| Stated exercise |
Copy out all the entries word for word.

| Recorded data |

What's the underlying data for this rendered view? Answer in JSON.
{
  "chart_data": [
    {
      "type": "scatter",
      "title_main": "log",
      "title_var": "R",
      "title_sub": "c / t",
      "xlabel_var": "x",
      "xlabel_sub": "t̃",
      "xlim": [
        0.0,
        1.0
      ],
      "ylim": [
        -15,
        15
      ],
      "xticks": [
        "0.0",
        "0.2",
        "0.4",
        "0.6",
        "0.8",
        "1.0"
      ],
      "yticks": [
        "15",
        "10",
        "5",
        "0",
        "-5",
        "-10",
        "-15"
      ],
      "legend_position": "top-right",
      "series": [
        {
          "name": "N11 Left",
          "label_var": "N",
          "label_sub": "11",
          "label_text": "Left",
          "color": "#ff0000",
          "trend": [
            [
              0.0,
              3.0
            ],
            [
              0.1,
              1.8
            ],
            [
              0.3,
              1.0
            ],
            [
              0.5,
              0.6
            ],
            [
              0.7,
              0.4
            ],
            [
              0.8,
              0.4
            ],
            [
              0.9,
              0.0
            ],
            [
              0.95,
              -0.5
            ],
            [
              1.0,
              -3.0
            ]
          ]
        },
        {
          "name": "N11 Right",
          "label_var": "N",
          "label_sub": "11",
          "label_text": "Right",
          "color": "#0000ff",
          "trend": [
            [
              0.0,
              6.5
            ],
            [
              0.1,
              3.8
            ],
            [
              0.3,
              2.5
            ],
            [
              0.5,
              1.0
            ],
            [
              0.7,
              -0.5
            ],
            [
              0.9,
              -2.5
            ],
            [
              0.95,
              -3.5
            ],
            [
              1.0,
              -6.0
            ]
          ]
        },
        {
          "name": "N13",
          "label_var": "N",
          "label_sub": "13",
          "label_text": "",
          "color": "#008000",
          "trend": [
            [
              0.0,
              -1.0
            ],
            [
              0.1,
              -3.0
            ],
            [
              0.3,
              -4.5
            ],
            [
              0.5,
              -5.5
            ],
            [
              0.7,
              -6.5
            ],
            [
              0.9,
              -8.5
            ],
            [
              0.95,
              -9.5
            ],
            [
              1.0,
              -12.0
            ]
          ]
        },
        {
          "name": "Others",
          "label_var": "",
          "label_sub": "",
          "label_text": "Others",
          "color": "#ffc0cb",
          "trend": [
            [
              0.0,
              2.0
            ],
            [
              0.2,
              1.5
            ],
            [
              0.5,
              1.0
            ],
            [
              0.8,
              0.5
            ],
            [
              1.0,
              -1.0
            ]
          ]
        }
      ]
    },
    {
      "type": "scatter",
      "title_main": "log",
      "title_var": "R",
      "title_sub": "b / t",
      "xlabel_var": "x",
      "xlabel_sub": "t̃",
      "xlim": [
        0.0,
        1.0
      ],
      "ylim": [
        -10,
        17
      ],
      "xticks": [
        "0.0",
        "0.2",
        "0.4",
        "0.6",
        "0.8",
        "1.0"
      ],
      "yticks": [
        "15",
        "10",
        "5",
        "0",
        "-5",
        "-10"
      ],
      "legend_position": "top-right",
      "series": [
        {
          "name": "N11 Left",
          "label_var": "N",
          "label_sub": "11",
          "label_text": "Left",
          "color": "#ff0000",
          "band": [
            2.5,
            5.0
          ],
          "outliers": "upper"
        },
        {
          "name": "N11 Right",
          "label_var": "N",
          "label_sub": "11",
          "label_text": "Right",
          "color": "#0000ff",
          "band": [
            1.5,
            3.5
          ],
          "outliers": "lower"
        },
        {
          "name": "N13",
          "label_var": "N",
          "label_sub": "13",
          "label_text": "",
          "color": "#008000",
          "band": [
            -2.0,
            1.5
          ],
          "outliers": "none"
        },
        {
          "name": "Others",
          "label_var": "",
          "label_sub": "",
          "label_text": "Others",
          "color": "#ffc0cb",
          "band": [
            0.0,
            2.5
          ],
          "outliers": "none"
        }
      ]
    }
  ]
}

| Completed exercise |
What's the underlying data for this rendered view? Answer in JSON.
{
  "chart_data": [
    {
      "type": "scatter",
      "title_main": "log",
      "title_var": "R",
      "title_sub": "c / t",
      "xlabel_var": "x",
      "xlabel_sub": "t̃",
      "xlim": [
        0.0,
        1.0
      ],
      "ylim": [
        -15,
        15
      ],
      "xticks": [
        "0.0",
        "0.2",
        "0.4",
        "0.6",
        "0.8",
        "1.0"
      ],
      "yticks": [
        "15",
        "10",
        "5",
        "0",
        "-5",
        "-10",
        "-15"
      ],
      "legend_position": "top-right",
      "series": [
        {
          "name": "N11 Left",
          "label_var": "N",
          "label_sub": "11",
          "label_text": "Left",
          "color": "#ff0000",
          "trend": [
            [
              0.0,
              3.0
            ],
            [
              0.1,
              1.8
            ],
            [
              0.3,
              1.0
            ],
            [
              0.5,
              0.6
            ],
            [
              0.7,
              0.4
            ],
            [
              0.8,
              0.4
            ],
            [
              0.9,
              0.0
            ],
            [
              0.95,
              -0.5
            ],
            [
              1.0,
              -3.0
            ]
          ]
        },
        {
          "name": "N11 Right",
          "label_var": "N",
          "label_sub": "11",
          "label_text": "Right",
          "color": "#0000ff",
          "trend": [
            [
              0.0,
              6.5
            ],
            [
              0.1,
              3.8
            ],
            [
              0.3,
              2.5
            ],
            [
              0.5,
              1.0
            ],
            [
              0.7,
              -0.5
            ],
            [
              0.9,
              -2.5
            ],
            [
              0.95,
              -3.5
            ],
            [
              1.0,
              -6.0
            ]
          ]
        },
        {
          "name": "N13",
          "label_var": "N",
          "label_sub": "13",
          "label_text": "",
          "color": "#008000",
          "trend": [
            [
              0.0,
              -1.0
            ],
            [
              0.1,
              -3.0
            ],
            [
              0.3,
              -4.5
            ],
            [
              0.5,
              -5.5
            ],
            [
              0.7,
              -6.5
            ],
            [
              0.9,
              -8.5
            ],
            [
              0.95,
              -9.5
            ],
            [
              1.0,
              -12.0
            ]
          ]
        },
        {
          "name": "Others",
          "label_var": "",
          "label_sub": "",
          "label_text": "Others",
          "color": "#ffc0cb",
          "trend": [
            [
              0.0,
              2.0
            ],
            [
              0.2,
              1.5
            ],
            [
              0.5,
              1.0
            ],
            [
              0.8,
              0.5
            ],
            [
              1.0,
              -1.0
            ]
          ]
        }
      ]
    },
    {
      "type": "scatter",
      "title_main": "log",
      "title_var": "R",
      "title_sub": "b / t",
      "xlabel_var": "x",
      "xlabel_sub": "t̃",
      "xlim": [
        0.0,
        1.0
      ],
      "ylim": [
        -10,
        17
      ],
      "xticks": [
        "0.0",
        "0.2",
        "0.4",
        "0.6",
        "0.8",
        "1.0"
      ],
      "yticks": [
        "15",
        "10",
        "5",
        "0",
        "-5",
        "-10"
      ],
      "legend_position": "top-right",
      "series": [
        {
          "name": "N11 Left",
          "label_var": "N",
          "label_sub": "11",
          "label_text": "Left",
          "color": "#ff0000",
          "band": [
            2.5,
            5.0
          ],
          "outliers": "upper"
        },
        {
          "name": "N11 Right",
          "label_var": "N",
          "label_sub": "11",
          "label_text": "Right",
          "color": "#0000ff",
          "band": [
            1.5,
            3.5
          ],
          "outliers": "lower"
        },
        {
          "name": "N13",
          "label_var": "N",
          "label_sub": "13",
          "label_text": "",
          "color": "#008000",
          "band": [
            -2.0,
            1.5
          ],
          "outliers": "none"
        },
        {
          "name": "Others",
          "label_var": "",
          "label_sub": "",
          "label_text": "Others",
          "color": "#ffc0cb",
          "band": [
            0.0,
            2.5
          ],
          "outliers": "none"
        }
      ]
    }
  ]
}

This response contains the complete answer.